### Exercise requirements
Make an exact copy of all the entries, with the pictures left out.

Stored data

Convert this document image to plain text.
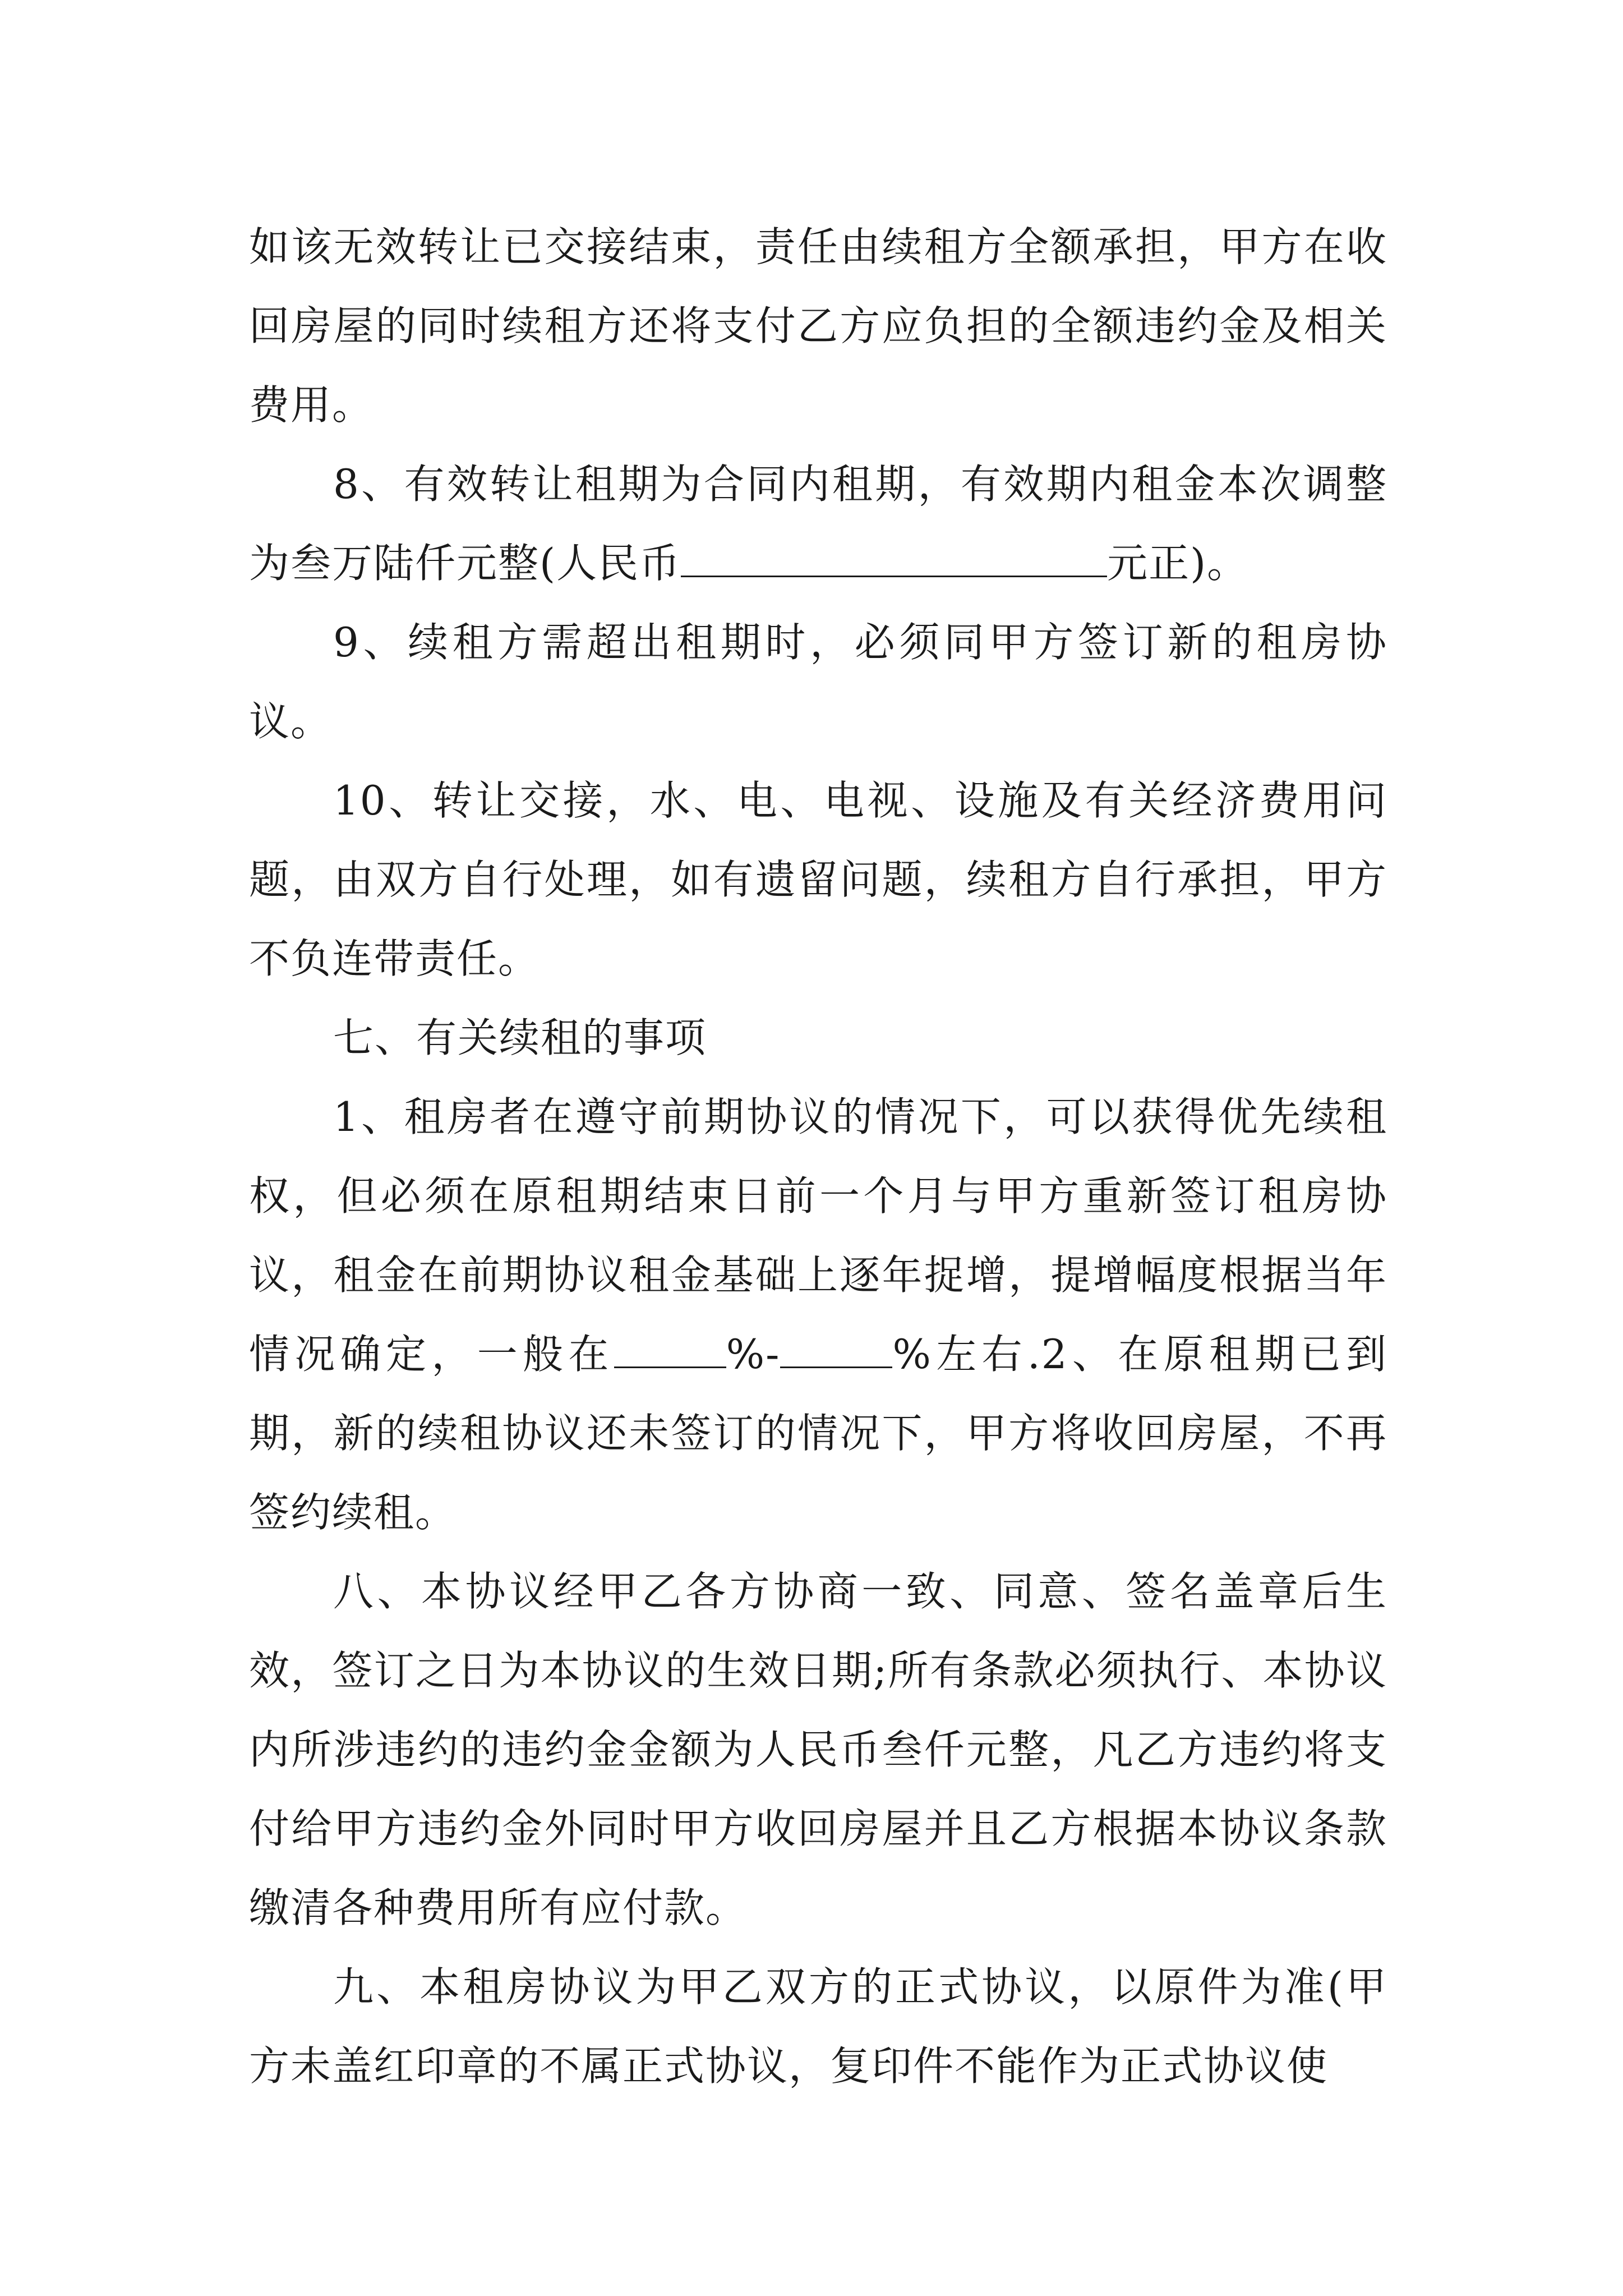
如该无效转让已交接结束，责任由续租方全额承担，甲方在收回房屋的同时续租方还将支付乙方应负担的全额违约金及相关费用。

8、有效转让租期为合同内租期，有效期内租金本次调整为叁万陆仟元整(人民币	元正)。

9、续租方需超出租期时，必须同甲方签订新的租房协议。

10、转让交接，水、电、电视、设施及有关经济费用问题，由双方自行处理，如有遗留问题，续租方自行承担，甲方不负连带责任。

七、有关续租的事项

1、租房者在遵守前期协议的情况下，可以获得优先续租权，但必须在原租期结束日前一个月与甲方重新签订租房协议，租金在前期协议租金基础上逐年捉增，提增幅度根据当年情况确定，一般在	%-	%左右.2、在原租期已到期，新的续租协议还未签订的情况下，甲方将收回房屋，不再签约续租。

八、本协议经甲乙各方协商一致、同意、签名盖章后生效，签订之日为本协议的生效日期;所有条款必须执行、本协议内所涉违约的违约金金额为人民币叁仟元整，凡乙方违约将支付给甲方违约金外同时甲方收回房屋并且乙方根据本协议条款缴清各种费用所有应付款。

九、本租房协议为甲乙双方的正式协议，以原件为准(甲方未盖红印章的不属正式协议，复印件不能作为正式协议使
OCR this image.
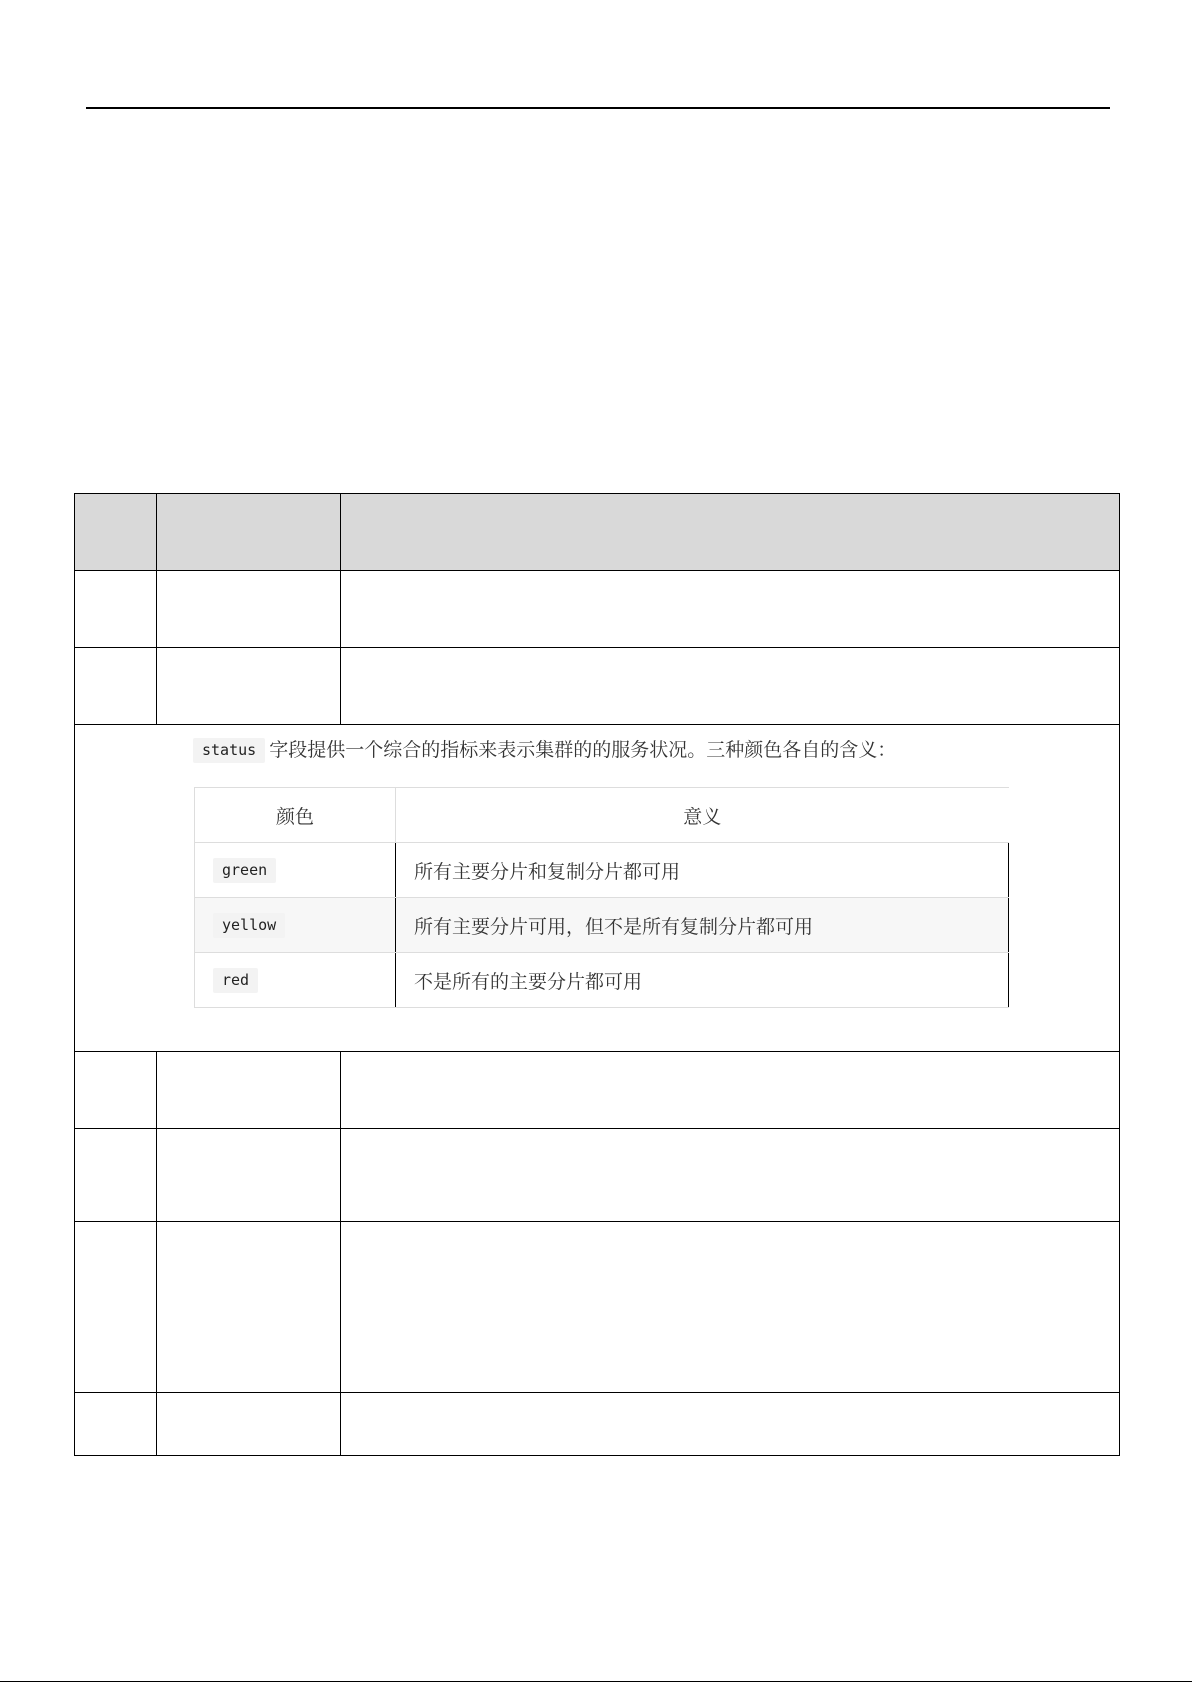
status 字段提供一个综合的指标来表示集群的的服务状况。三种颜色各自的含义：
颜色	意义
green	所有主要分片和复制分片都可用
yellow	所有主要分片可用，但不是所有复制分片都可用
red	不是所有的主要分片都可用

### Solution to the exercise
Convert this document image to plain text.
如该无效转让已交接结束，责任由续租方全额承担，甲方在收回房屋的同时续租方还将支付乙方应负担的全额违约金及相关费用。

8、有效转让租期为合同内租期，有效期内租金本次调整为叁万陆仟元整(人民币	元正)。

9、续租方需超出租期时，必须同甲方签订新的租房协议。

10、转让交接，水、电、电视、设施及有关经济费用问题，由双方自行处理，如有遗留问题，续租方自行承担，甲方不负连带责任。

七、有关续租的事项

1、租房者在遵守前期协议的情况下，可以获得优先续租权，但必须在原租期结束日前一个月与甲方重新签订租房协议，租金在前期协议租金基础上逐年捉增，提增幅度根据当年情况确定，一般在	%-	%左右.2、在原租期已到期，新的续租协议还未签订的情况下，甲方将收回房屋，不再签约续租。

八、本协议经甲乙各方协商一致、同意、签名盖章后生效，签订之日为本协议的生效日期;所有条款必须执行、本协议内所涉违约的违约金金额为人民币叁仟元整，凡乙方违约将支付给甲方违约金外同时甲方收回房屋并且乙方根据本协议条款缴清各种费用所有应付款。

九、本租房协议为甲乙双方的正式协议，以原件为准(甲方未盖红印章的不属正式协议，复印件不能作为正式协议使
OCR this image.
status 字段提供一个综合的指标来表示集群的的服务状况。三种颜色各自的含义：
颜色	意义
green	所有主要分片和复制分片都可用
yellow	所有主要分片可用，但不是所有复制分片都可用
red	不是所有的主要分片都可用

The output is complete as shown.